Scan the listing below. Report each line that includes "text".

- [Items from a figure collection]

* * * * * * * * *

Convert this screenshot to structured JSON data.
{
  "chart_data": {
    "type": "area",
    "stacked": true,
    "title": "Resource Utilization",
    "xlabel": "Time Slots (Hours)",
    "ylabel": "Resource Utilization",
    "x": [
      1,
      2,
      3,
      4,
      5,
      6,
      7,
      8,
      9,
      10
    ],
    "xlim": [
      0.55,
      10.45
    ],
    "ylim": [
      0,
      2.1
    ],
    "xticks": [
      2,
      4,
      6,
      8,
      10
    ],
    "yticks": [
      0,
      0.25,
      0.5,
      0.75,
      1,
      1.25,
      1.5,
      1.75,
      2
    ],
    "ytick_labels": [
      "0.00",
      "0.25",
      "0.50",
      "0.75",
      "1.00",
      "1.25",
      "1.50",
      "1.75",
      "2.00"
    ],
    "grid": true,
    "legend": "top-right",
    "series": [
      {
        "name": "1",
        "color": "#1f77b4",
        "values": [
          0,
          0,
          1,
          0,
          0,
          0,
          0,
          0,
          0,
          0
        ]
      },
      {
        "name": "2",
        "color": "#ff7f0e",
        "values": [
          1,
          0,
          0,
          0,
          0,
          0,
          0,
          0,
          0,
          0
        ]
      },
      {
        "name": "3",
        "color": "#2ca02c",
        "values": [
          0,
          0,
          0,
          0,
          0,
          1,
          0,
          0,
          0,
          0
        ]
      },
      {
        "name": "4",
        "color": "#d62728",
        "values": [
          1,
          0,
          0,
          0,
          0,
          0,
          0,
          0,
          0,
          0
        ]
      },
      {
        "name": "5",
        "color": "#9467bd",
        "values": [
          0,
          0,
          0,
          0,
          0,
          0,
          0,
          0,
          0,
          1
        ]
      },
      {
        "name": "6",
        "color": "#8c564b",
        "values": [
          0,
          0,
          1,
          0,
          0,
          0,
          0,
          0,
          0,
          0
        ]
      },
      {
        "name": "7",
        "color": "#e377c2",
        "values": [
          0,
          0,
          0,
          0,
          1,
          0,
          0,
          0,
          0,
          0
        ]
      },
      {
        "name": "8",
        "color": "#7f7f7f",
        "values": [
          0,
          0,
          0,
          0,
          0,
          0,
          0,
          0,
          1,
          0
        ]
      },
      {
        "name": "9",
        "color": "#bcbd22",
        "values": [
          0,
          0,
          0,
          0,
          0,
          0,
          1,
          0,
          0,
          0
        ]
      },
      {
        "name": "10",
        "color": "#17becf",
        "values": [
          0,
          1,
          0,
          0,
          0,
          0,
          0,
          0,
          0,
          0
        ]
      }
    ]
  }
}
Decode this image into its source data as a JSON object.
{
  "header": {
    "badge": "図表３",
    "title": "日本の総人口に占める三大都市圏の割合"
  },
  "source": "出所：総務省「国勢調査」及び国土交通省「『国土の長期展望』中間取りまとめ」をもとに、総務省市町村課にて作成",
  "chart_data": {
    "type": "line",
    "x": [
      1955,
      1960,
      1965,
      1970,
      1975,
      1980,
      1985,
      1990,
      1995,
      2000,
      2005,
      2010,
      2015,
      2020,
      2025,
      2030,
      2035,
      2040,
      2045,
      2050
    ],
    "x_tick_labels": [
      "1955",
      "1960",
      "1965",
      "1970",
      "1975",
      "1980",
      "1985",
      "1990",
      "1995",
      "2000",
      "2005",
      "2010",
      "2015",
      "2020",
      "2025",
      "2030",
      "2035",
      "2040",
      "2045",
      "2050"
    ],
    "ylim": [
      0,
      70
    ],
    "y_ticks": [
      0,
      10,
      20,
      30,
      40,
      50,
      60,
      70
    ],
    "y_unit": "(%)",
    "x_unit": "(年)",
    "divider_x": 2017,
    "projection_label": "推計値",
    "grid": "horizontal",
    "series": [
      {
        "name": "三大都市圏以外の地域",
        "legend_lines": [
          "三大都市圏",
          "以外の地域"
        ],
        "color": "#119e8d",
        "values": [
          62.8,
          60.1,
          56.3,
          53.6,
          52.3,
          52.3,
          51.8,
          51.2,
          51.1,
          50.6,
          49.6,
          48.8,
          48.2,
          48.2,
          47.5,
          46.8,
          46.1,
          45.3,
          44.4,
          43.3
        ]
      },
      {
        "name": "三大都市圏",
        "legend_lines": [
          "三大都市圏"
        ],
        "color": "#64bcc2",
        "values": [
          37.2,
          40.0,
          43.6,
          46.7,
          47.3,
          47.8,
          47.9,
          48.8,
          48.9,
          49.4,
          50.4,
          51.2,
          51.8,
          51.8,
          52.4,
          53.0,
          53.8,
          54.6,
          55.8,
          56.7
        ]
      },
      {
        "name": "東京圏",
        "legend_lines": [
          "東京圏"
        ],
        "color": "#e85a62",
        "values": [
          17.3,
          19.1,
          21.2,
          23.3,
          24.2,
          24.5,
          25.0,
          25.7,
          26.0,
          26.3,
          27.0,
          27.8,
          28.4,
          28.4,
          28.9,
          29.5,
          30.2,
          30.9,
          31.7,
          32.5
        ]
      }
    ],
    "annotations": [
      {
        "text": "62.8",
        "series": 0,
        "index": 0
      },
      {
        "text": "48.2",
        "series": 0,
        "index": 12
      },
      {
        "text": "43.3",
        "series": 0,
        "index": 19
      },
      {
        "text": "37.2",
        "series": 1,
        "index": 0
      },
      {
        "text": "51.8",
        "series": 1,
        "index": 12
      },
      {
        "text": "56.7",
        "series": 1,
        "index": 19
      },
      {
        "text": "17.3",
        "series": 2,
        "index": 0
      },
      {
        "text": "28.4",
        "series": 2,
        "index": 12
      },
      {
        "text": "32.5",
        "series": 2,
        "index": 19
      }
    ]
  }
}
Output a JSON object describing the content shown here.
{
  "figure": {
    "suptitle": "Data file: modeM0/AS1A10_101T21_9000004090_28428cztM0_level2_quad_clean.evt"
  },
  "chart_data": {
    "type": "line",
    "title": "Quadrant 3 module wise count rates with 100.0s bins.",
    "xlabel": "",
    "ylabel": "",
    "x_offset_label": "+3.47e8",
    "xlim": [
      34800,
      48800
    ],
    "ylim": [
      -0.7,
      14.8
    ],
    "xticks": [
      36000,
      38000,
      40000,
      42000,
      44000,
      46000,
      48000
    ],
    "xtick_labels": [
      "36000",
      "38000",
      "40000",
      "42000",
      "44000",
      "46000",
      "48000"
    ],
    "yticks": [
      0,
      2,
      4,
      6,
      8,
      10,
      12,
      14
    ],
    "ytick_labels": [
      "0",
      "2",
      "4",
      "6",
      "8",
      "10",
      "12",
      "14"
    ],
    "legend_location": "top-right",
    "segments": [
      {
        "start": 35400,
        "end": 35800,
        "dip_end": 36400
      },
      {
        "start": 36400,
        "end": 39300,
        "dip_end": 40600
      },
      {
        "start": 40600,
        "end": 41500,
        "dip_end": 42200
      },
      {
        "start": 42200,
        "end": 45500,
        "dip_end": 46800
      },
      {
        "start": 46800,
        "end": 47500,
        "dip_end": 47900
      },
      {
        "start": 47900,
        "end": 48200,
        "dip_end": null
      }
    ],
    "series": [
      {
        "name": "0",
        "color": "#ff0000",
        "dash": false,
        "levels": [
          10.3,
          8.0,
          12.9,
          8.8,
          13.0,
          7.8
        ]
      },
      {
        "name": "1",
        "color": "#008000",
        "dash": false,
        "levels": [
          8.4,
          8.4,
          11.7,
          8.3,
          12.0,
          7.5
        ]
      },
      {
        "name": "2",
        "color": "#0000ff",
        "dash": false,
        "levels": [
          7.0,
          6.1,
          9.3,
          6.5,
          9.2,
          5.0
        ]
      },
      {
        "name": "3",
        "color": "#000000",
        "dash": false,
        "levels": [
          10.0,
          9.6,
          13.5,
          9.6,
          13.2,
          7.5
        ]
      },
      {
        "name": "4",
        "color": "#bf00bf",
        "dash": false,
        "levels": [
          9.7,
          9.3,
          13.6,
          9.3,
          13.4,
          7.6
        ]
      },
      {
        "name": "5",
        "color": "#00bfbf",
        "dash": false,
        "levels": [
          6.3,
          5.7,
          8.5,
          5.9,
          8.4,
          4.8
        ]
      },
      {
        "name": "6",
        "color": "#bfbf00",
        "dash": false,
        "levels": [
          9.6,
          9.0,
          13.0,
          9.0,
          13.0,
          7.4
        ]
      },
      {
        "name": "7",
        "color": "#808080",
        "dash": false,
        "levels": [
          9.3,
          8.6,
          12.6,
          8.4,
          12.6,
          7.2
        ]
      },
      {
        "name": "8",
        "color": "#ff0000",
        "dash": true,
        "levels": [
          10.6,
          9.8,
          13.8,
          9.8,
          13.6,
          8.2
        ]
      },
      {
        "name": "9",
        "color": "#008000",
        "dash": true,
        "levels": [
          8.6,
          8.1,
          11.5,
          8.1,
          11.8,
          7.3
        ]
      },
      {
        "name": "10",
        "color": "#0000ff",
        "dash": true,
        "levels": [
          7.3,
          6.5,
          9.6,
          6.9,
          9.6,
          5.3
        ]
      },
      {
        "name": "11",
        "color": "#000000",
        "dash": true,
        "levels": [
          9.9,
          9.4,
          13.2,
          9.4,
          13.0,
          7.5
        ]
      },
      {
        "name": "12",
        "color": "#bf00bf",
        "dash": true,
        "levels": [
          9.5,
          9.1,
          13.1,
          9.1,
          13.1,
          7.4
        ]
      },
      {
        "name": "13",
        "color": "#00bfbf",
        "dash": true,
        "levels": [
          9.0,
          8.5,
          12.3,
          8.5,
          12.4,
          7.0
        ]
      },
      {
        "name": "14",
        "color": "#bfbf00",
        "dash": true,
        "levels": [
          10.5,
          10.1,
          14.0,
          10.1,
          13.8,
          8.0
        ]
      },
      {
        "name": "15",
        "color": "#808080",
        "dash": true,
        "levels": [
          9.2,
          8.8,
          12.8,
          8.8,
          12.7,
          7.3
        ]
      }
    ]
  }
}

* * * * * * * * *

- [Result of this task]
        "text": "62.8",
        "text": "48.2",
        "text": "43.3",
        "text": "37.2",
        "text": "51.8",
        "text": "56.7",
        "text": "17.3",
        "text": "28.4",
        "text": "32.5",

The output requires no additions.